● **Stated problem**: Skip every image and restate the data word for word.

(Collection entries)
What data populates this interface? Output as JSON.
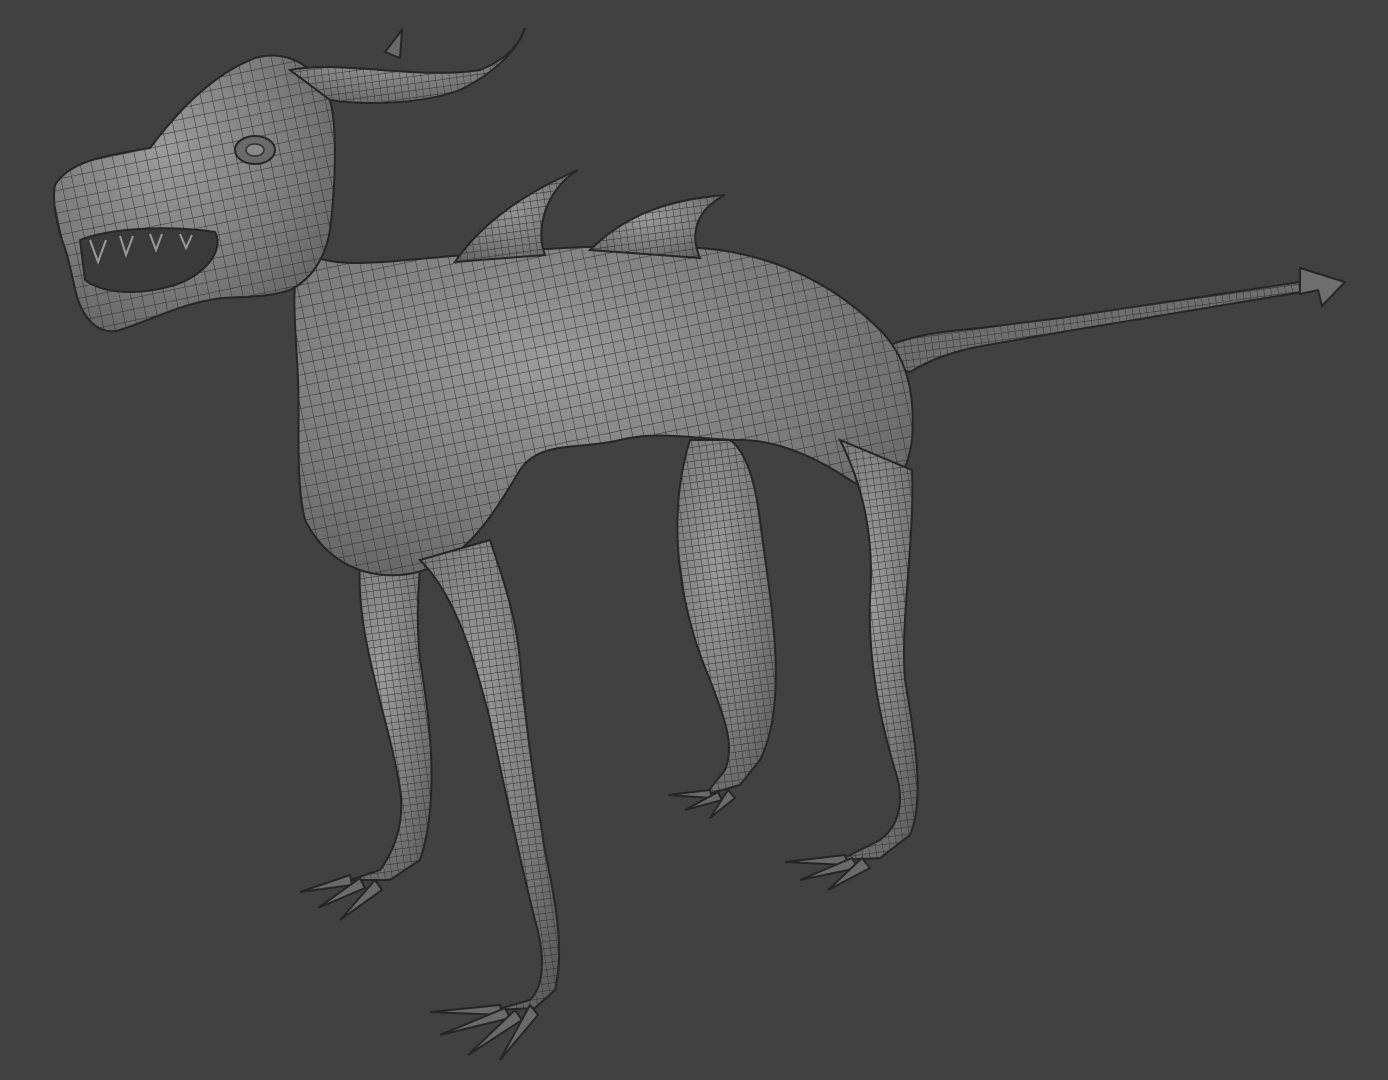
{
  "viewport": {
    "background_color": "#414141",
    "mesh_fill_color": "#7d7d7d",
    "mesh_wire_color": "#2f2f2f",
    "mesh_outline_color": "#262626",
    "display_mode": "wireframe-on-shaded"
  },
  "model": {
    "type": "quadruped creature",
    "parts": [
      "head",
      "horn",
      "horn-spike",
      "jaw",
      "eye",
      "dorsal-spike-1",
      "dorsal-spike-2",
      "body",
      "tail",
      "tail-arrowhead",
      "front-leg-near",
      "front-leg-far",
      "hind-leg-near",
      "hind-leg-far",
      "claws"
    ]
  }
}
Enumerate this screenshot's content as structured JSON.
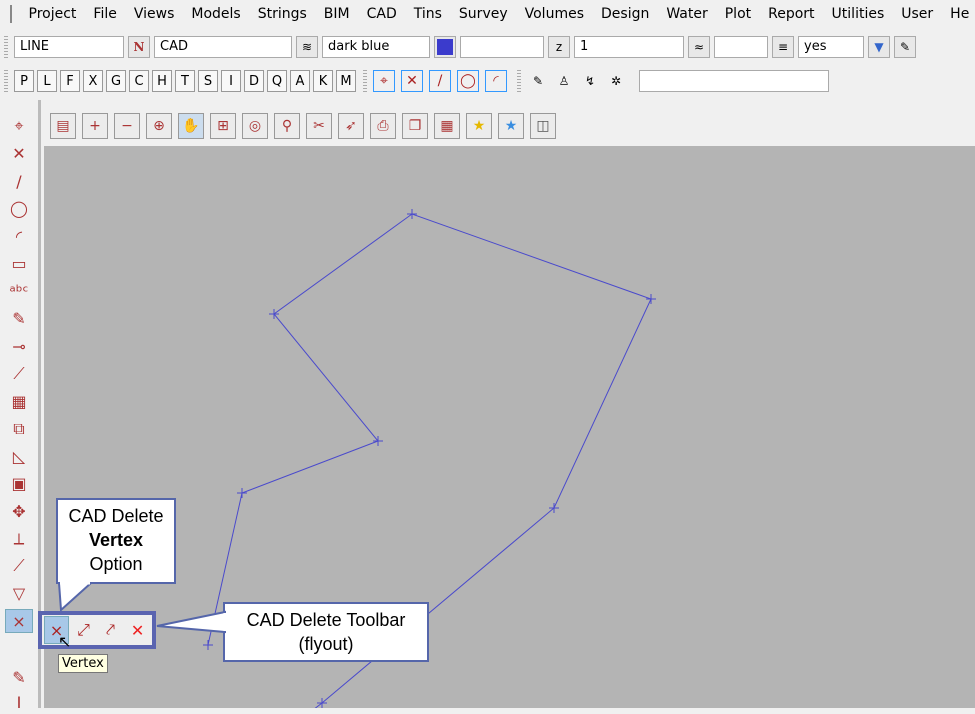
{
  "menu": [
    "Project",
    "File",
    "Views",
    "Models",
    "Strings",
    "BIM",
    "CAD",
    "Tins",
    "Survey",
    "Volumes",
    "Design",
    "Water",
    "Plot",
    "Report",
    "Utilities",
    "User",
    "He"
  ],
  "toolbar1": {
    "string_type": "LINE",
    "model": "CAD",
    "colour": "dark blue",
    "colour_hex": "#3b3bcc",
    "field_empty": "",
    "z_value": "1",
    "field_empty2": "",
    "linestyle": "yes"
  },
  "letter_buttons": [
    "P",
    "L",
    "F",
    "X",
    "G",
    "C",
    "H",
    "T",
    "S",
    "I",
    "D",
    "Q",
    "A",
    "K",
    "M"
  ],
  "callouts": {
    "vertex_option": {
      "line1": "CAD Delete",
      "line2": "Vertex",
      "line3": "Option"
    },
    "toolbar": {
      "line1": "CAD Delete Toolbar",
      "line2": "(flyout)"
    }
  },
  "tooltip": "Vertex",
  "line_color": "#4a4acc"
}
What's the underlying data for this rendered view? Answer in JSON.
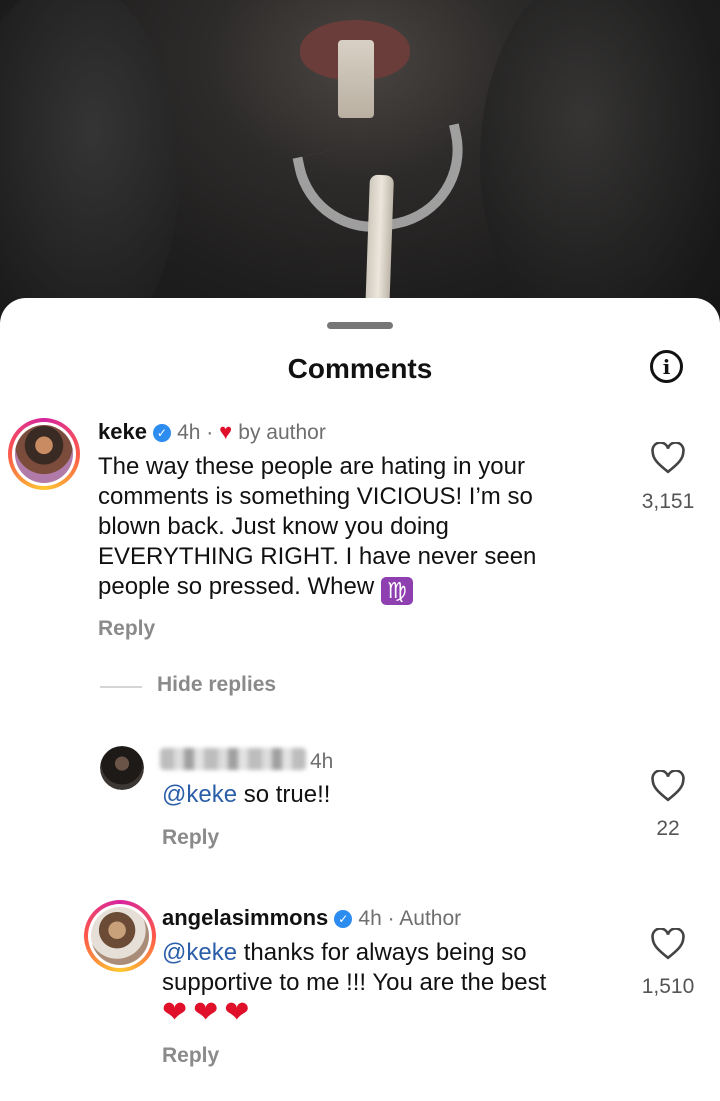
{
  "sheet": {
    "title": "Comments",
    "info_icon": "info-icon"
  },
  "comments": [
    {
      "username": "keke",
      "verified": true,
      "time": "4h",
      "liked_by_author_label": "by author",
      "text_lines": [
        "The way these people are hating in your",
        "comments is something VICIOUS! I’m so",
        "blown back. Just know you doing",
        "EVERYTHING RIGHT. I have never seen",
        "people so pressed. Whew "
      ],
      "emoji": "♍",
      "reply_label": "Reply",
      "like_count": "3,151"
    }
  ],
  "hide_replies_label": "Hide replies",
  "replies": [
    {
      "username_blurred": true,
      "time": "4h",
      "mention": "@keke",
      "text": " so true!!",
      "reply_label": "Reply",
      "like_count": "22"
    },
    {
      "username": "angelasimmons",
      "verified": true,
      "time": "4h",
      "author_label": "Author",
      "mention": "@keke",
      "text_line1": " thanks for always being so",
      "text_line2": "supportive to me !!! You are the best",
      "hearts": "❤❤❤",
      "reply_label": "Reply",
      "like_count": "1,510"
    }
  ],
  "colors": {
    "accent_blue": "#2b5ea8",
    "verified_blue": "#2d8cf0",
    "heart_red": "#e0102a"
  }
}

● **Problem solution**:
What data populates this interface? Output as JSON.
{
  "viewport": {
    "background_color": "#414141",
    "mesh_fill_color": "#7d7d7d",
    "mesh_wire_color": "#2f2f2f",
    "mesh_outline_color": "#262626",
    "display_mode": "wireframe-on-shaded"
  },
  "model": {
    "type": "quadruped creature",
    "parts": [
      "head",
      "horn",
      "horn-spike",
      "jaw",
      "eye",
      "dorsal-spike-1",
      "dorsal-spike-2",
      "body",
      "tail",
      "tail-arrowhead",
      "front-leg-near",
      "front-leg-far",
      "hind-leg-near",
      "hind-leg-far",
      "claws"
    ]
  }
}
Enumerate this screenshot's content as structured JSON.
{
  "menu": [
    "Project",
    "File",
    "Views",
    "Models",
    "Strings",
    "BIM",
    "CAD",
    "Tins",
    "Survey",
    "Volumes",
    "Design",
    "Water",
    "Plot",
    "Report",
    "Utilities",
    "User",
    "He"
  ],
  "toolbar1": {
    "string_type": "LINE",
    "model": "CAD",
    "colour": "dark blue",
    "colour_hex": "#3b3bcc",
    "field_empty": "",
    "z_value": "1",
    "field_empty2": "",
    "linestyle": "yes"
  },
  "letter_buttons": [
    "P",
    "L",
    "F",
    "X",
    "G",
    "C",
    "H",
    "T",
    "S",
    "I",
    "D",
    "Q",
    "A",
    "K",
    "M"
  ],
  "callouts": {
    "vertex_option": {
      "line1": "CAD Delete",
      "line2": "Vertex",
      "line3": "Option"
    },
    "toolbar": {
      "line1": "CAD Delete Toolbar",
      "line2": "(flyout)"
    }
  },
  "tooltip": "Vertex",
  "line_color": "#4a4acc"
}
What's the underlying data for this rendered view? Answer in JSON.
{
  "sheet": {
    "title": "Comments",
    "info_icon": "info-icon"
  },
  "comments": [
    {
      "username": "keke",
      "verified": true,
      "time": "4h",
      "liked_by_author_label": "by author",
      "text_lines": [
        "The way these people are hating in your",
        "comments is something VICIOUS! I’m so",
        "blown back. Just know you doing",
        "EVERYTHING RIGHT. I have never seen",
        "people so pressed. Whew "
      ],
      "emoji": "♍",
      "reply_label": "Reply",
      "like_count": "3,151"
    }
  ],
  "hide_replies_label": "Hide replies",
  "replies": [
    {
      "username_blurred": true,
      "time": "4h",
      "mention": "@keke",
      "text": " so true!!",
      "reply_label": "Reply",
      "like_count": "22"
    },
    {
      "username": "angelasimmons",
      "verified": true,
      "time": "4h",
      "author_label": "Author",
      "mention": "@keke",
      "text_line1": " thanks for always being so",
      "text_line2": "supportive to me !!! You are the best",
      "hearts": "❤❤❤",
      "reply_label": "Reply",
      "like_count": "1,510"
    }
  ],
  "colors": {
    "accent_blue": "#2b5ea8",
    "verified_blue": "#2d8cf0",
    "heart_red": "#e0102a"
  }
}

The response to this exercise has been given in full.